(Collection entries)
"""

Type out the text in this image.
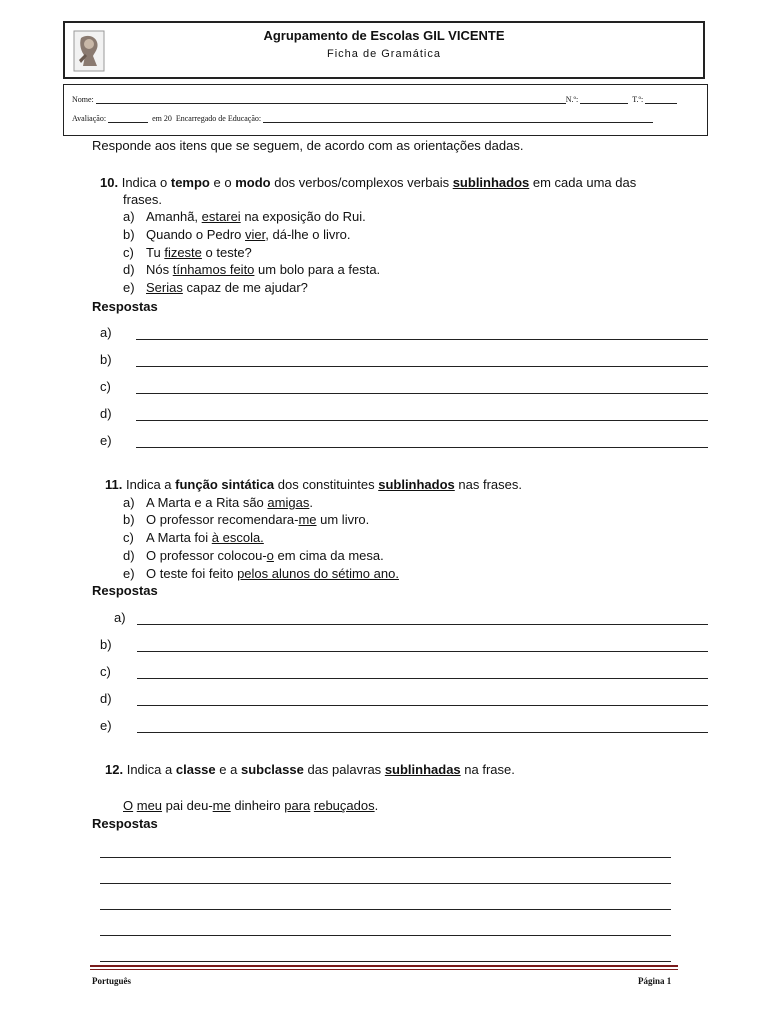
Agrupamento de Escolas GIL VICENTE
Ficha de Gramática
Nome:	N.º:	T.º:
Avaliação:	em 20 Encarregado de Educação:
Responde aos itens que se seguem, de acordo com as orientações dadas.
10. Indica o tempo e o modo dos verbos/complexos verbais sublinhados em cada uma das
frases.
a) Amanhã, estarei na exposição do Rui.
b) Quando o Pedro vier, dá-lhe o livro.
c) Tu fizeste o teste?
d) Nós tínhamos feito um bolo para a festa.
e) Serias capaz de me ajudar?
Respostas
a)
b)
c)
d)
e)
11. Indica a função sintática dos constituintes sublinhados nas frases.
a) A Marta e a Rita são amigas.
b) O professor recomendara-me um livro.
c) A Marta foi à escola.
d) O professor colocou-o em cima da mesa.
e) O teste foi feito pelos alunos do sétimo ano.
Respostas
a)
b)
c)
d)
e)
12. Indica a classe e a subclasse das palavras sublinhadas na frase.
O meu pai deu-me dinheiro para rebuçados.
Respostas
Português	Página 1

"""
"""

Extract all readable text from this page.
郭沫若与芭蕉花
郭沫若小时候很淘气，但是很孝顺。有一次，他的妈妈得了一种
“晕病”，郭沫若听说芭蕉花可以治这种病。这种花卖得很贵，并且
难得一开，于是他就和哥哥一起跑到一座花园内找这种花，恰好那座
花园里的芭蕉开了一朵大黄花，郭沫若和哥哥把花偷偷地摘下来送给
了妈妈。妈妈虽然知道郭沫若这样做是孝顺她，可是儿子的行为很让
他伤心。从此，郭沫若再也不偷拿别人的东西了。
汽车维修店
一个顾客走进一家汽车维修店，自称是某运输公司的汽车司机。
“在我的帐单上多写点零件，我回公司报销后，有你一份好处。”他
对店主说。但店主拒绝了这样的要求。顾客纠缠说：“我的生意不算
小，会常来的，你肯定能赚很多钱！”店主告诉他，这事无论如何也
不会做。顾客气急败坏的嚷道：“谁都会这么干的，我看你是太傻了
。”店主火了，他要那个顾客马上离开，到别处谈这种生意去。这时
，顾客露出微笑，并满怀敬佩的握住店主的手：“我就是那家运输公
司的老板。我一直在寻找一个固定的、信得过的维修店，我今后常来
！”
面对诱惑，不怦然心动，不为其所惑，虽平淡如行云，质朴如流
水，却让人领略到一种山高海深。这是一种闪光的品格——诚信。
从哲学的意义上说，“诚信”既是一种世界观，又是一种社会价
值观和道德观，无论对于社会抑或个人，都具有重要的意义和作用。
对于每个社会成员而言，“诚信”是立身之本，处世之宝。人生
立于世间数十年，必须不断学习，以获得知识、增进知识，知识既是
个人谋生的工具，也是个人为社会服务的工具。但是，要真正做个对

"""
"""

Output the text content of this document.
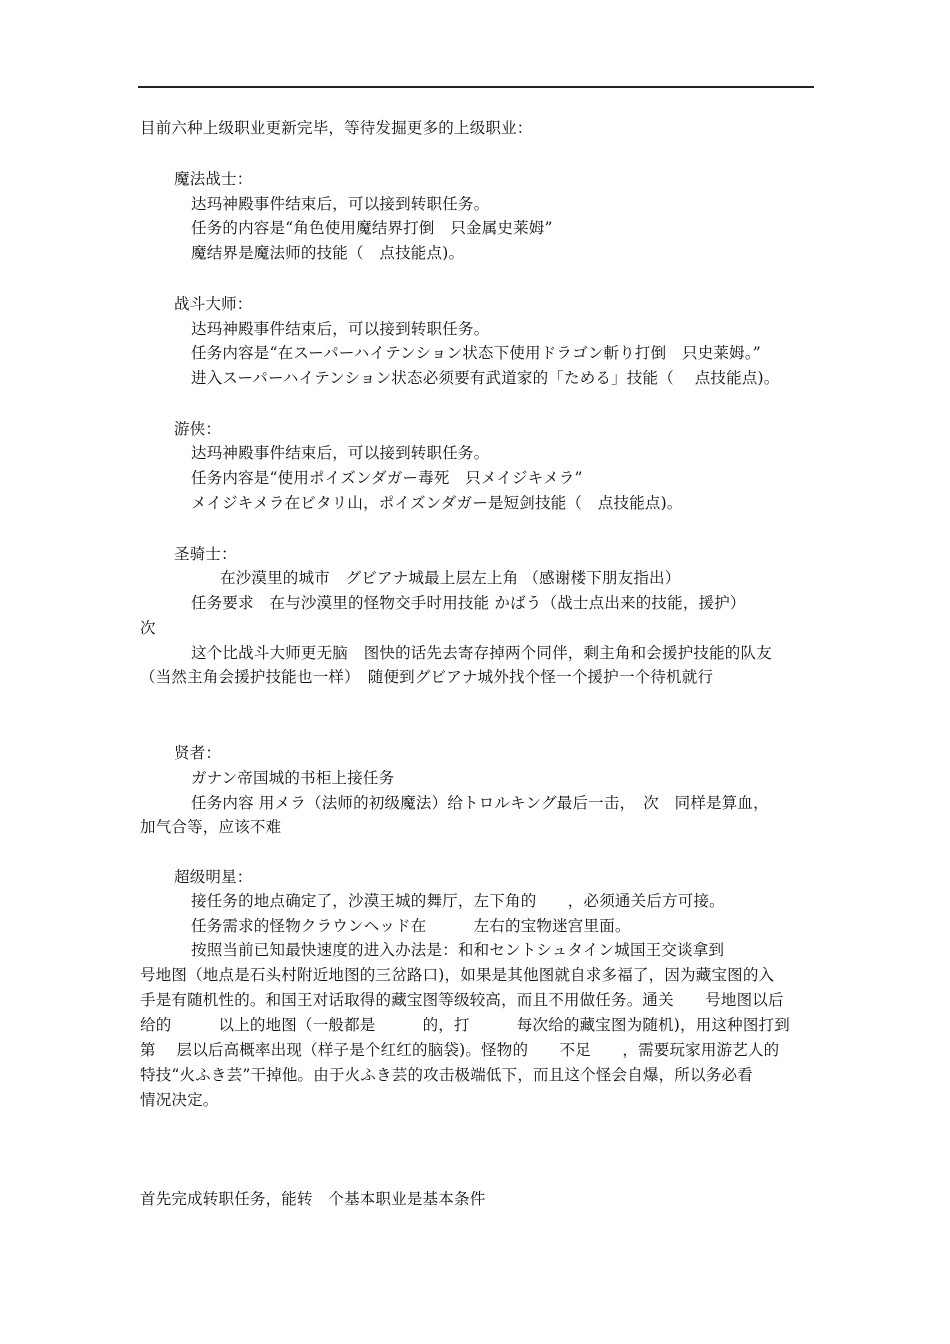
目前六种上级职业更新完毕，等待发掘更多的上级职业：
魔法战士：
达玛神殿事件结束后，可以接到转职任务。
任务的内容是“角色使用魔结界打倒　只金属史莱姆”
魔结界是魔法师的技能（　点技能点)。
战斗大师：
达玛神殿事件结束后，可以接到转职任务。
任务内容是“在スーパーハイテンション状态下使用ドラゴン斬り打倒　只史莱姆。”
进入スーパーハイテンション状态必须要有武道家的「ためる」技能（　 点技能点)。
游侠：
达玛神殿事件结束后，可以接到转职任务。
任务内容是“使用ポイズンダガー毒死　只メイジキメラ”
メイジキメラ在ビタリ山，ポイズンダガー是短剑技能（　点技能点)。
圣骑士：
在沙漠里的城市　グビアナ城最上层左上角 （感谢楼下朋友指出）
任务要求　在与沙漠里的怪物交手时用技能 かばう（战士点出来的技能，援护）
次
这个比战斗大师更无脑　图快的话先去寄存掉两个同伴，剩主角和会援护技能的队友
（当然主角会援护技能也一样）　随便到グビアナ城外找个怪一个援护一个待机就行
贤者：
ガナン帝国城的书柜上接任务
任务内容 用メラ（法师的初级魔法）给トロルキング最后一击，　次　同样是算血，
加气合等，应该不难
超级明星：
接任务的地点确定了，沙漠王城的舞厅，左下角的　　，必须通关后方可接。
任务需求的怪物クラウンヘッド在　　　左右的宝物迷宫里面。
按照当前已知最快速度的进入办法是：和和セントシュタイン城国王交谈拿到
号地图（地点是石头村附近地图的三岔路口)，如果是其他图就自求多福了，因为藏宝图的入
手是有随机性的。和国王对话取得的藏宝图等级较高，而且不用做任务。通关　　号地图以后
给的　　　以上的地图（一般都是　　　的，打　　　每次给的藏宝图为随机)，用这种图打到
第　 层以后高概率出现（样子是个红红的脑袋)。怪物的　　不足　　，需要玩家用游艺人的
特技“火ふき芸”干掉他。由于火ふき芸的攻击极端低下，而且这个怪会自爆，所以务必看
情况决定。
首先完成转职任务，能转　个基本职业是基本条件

"""

■ TASK: Return every line above in which the string "任务内容是" occurs.

■ EXPECTED ANSWER:
任务内容是“在スーパーハイテンション状态下使用ドラゴン斬り打倒　只史莱姆。”
任务内容是“使用ポイズンダガー毒死　只メイジキメラ”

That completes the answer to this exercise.